***** GIVEN INFORMATION

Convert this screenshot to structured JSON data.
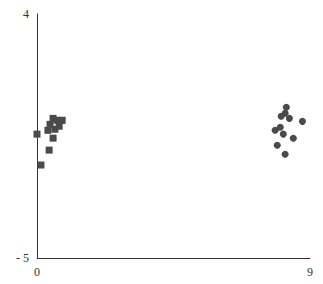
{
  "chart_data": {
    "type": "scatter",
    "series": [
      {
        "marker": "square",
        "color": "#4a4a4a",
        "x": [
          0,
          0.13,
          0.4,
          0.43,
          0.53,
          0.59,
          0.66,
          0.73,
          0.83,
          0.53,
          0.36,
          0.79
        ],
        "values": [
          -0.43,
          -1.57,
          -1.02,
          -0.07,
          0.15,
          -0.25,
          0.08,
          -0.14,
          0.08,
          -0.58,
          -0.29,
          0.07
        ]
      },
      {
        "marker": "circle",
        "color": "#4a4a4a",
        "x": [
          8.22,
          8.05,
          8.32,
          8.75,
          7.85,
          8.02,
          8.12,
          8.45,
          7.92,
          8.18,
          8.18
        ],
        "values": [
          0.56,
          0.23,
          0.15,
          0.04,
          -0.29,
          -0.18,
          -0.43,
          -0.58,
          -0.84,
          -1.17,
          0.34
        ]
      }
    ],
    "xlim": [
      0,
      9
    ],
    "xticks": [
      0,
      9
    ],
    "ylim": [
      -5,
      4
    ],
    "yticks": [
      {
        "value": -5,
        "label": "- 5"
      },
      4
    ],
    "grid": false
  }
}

**********

### EXERCISE BRIEF
The records above need to be given again exactly. Omit the pictures.

### CORRECT RESPONSE
Convert this screenshot to structured JSON data.
{
  "chart_data": {
    "type": "scatter",
    "series": [
      {
        "marker": "square",
        "color": "#4a4a4a",
        "x": [
          0,
          0.13,
          0.4,
          0.43,
          0.53,
          0.59,
          0.66,
          0.73,
          0.83,
          0.53,
          0.36,
          0.79
        ],
        "values": [
          -0.43,
          -1.57,
          -1.02,
          -0.07,
          0.15,
          -0.25,
          0.08,
          -0.14,
          0.08,
          -0.58,
          -0.29,
          0.07
        ]
      },
      {
        "marker": "circle",
        "color": "#4a4a4a",
        "x": [
          8.22,
          8.05,
          8.32,
          8.75,
          7.85,
          8.02,
          8.12,
          8.45,
          7.92,
          8.18,
          8.18
        ],
        "values": [
          0.56,
          0.23,
          0.15,
          0.04,
          -0.29,
          -0.18,
          -0.43,
          -0.58,
          -0.84,
          -1.17,
          0.34
        ]
      }
    ],
    "xlim": [
      0,
      9
    ],
    "xticks": [
      0,
      9
    ],
    "ylim": [
      -5,
      4
    ],
    "yticks": [
      {
        "value": -5,
        "label": "- 5"
      },
      4
    ],
    "grid": false
  }
}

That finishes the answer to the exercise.